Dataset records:
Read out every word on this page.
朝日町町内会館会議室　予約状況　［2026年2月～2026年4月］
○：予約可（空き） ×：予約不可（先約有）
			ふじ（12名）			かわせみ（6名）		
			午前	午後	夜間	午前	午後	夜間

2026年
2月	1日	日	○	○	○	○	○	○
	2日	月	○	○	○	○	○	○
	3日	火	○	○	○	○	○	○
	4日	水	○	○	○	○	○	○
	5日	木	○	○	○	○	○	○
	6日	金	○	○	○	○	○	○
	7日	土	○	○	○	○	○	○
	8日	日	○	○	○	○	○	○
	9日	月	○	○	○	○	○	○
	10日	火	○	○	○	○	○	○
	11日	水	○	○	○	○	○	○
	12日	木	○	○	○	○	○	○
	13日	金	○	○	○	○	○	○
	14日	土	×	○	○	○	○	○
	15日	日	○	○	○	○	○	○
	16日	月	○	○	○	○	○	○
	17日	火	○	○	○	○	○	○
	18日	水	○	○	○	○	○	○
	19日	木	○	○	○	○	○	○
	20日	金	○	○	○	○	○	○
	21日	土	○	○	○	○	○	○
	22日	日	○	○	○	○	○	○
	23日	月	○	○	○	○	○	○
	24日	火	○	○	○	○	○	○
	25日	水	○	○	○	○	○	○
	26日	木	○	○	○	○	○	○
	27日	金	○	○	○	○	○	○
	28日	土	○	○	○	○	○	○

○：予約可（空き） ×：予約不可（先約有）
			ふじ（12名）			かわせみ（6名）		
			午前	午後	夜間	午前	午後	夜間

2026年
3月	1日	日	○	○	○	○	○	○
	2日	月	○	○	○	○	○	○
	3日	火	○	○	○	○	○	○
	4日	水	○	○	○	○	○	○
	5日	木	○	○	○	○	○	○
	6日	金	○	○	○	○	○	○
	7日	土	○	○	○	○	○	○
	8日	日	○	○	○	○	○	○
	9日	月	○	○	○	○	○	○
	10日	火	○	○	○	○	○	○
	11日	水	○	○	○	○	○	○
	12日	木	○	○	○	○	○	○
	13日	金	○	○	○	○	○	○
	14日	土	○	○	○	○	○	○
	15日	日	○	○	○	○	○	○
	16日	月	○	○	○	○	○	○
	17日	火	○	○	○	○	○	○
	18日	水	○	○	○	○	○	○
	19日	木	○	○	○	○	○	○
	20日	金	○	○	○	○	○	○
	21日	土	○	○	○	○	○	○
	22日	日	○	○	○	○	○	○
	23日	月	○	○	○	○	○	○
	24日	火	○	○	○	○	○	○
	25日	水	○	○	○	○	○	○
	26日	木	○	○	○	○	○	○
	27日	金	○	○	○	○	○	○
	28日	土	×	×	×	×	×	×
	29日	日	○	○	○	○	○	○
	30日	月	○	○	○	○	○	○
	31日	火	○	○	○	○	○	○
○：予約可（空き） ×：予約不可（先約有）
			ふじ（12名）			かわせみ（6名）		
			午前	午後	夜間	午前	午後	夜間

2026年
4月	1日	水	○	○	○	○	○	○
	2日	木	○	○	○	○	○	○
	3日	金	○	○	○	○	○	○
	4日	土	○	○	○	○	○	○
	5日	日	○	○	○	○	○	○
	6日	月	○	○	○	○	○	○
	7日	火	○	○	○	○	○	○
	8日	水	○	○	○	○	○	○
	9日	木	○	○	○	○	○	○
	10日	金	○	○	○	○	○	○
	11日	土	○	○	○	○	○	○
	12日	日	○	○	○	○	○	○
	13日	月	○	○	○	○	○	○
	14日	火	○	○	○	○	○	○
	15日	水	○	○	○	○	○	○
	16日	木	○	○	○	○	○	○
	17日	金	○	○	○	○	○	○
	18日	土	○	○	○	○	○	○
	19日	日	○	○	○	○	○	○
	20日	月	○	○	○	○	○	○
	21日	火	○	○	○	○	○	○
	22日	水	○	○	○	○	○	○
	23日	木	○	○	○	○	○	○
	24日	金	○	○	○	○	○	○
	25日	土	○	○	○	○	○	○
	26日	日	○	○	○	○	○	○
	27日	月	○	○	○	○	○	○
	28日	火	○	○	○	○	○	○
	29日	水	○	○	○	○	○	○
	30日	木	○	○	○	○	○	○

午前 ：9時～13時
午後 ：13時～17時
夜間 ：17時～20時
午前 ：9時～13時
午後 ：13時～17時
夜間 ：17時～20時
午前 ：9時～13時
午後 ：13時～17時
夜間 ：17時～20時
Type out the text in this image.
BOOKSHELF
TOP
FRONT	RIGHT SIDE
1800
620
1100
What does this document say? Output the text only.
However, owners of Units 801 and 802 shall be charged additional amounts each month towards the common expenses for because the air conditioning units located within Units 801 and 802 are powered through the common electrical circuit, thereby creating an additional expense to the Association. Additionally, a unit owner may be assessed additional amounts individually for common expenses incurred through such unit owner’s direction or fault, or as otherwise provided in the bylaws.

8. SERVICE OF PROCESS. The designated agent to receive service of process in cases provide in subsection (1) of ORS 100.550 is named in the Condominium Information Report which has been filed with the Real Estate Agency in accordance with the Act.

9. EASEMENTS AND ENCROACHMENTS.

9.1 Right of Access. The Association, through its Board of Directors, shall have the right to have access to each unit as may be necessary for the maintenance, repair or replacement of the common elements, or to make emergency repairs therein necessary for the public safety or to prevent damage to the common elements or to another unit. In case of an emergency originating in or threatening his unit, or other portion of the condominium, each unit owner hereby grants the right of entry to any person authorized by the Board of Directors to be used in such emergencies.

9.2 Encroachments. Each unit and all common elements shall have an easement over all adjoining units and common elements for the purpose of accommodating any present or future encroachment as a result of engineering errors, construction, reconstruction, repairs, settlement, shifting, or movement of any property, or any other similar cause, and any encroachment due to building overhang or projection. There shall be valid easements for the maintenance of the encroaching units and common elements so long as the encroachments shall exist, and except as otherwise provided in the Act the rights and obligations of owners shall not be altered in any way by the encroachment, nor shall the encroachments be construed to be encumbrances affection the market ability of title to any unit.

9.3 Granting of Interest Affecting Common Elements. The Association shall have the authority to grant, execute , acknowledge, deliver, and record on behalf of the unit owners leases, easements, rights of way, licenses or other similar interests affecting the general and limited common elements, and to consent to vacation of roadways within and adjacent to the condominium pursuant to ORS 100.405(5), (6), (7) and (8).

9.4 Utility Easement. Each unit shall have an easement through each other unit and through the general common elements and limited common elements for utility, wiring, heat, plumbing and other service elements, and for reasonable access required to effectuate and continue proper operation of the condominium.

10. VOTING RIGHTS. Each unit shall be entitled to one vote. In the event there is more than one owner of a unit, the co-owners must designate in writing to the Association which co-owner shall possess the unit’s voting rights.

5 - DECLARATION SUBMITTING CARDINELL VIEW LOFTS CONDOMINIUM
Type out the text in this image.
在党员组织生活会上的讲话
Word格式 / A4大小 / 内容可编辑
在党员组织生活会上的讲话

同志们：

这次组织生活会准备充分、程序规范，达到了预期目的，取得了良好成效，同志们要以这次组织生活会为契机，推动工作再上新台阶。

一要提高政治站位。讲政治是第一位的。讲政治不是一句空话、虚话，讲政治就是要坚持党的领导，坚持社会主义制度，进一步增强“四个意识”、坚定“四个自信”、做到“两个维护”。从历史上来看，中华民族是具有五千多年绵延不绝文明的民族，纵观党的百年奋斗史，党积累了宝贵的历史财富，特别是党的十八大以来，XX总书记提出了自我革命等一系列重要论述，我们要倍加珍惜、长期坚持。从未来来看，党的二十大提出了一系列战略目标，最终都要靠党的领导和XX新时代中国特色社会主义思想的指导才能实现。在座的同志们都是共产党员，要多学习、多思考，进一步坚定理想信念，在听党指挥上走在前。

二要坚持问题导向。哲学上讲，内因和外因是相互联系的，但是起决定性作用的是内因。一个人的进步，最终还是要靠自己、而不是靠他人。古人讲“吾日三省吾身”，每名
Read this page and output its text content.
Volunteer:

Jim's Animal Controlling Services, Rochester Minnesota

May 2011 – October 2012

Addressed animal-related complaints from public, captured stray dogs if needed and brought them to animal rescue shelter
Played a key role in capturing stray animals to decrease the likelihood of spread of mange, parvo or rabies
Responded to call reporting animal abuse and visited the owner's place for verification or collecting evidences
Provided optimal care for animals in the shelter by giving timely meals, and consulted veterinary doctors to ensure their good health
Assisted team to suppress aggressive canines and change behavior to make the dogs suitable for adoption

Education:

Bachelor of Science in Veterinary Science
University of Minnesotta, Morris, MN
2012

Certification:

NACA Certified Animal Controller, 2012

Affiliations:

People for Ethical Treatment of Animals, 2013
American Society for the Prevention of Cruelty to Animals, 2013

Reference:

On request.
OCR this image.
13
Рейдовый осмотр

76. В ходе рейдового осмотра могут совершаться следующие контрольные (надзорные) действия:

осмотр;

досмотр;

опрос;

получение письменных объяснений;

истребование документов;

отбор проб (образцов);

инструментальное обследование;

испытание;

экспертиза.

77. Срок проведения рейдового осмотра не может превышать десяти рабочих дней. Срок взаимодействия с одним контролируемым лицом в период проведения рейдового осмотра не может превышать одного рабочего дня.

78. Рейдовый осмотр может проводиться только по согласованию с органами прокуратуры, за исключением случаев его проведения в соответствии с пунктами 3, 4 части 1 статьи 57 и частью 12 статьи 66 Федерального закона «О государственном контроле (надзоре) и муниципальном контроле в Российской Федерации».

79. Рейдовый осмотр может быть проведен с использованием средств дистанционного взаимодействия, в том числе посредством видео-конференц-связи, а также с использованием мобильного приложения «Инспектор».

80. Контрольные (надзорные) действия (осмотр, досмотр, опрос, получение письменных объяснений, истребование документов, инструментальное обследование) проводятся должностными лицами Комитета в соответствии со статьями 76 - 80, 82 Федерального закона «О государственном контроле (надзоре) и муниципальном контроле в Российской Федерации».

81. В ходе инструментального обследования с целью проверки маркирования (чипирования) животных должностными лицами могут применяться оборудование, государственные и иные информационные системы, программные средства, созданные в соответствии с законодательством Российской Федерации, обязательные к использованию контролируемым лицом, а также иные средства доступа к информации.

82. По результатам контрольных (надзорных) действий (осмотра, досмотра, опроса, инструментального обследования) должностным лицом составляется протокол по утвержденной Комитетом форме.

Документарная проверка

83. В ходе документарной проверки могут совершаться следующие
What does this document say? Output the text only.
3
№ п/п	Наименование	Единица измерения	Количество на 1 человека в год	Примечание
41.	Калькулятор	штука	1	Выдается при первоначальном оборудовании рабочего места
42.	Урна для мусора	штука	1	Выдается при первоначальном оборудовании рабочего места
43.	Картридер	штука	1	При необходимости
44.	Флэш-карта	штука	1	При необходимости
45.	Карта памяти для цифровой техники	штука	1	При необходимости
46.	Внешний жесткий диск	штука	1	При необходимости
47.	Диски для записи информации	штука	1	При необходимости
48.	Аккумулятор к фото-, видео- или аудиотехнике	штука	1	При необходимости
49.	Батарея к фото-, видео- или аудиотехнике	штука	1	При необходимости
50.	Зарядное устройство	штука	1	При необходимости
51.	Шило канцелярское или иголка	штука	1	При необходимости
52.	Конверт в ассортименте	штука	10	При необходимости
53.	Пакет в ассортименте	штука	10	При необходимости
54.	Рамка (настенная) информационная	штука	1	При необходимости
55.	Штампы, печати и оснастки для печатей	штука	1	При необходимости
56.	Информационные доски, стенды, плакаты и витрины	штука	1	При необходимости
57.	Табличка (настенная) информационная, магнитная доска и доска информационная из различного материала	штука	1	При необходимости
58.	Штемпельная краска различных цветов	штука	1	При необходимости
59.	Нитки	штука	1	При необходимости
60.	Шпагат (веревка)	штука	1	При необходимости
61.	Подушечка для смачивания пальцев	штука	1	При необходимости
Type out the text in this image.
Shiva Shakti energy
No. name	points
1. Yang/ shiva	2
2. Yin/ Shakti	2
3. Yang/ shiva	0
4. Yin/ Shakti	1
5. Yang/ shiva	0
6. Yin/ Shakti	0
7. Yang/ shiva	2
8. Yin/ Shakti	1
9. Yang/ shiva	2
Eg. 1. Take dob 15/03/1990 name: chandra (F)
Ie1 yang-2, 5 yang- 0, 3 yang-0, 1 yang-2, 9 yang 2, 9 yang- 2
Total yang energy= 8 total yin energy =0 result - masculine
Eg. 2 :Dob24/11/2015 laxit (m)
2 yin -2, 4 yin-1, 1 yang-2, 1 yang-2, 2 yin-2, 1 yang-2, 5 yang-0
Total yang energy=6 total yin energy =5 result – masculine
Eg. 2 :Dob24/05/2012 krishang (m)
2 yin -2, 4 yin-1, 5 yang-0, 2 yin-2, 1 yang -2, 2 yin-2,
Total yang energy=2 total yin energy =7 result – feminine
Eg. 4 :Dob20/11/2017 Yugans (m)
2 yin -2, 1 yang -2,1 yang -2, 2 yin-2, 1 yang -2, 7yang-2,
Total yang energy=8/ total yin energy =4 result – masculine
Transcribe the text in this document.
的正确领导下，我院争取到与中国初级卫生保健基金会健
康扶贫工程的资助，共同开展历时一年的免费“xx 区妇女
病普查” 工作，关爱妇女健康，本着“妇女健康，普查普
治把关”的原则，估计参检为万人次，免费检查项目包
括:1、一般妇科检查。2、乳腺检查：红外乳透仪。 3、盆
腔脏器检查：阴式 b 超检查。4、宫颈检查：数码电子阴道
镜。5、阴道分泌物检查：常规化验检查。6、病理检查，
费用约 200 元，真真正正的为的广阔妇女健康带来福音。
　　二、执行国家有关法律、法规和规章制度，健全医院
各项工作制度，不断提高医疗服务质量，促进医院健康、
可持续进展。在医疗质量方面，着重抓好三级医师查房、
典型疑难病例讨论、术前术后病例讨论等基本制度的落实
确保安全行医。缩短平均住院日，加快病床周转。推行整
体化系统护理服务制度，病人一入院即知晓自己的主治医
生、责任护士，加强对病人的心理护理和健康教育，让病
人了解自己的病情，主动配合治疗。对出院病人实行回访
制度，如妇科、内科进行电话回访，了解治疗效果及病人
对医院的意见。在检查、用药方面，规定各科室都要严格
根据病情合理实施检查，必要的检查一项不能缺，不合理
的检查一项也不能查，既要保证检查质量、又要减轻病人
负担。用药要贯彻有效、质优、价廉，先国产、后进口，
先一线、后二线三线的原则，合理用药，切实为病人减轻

## Task statement
From the listing, copy every line where the string "Федерального" appears.

## Written solution
78. Рейдовый осмотр может проводиться только по согласованию с органами прокуратуры, за исключением случаев его проведения в соответствии с пунктами 3, 4 части 1 статьи 57 и частью 12 статьи 66 Федерального закона «О государственном контроле (надзоре) и муниципальном контроле в Российской Федерации».
80. Контрольные (надзорные) действия (осмотр, досмотр, опрос, получение письменных объяснений, истребование документов, инструментальное обследование) проводятся должностными лицами Комитета в соответствии со статьями 76 - 80, 82 Федерального закона «О государственном контроле (надзоре) и муниципальном контроле в Российской Федерации».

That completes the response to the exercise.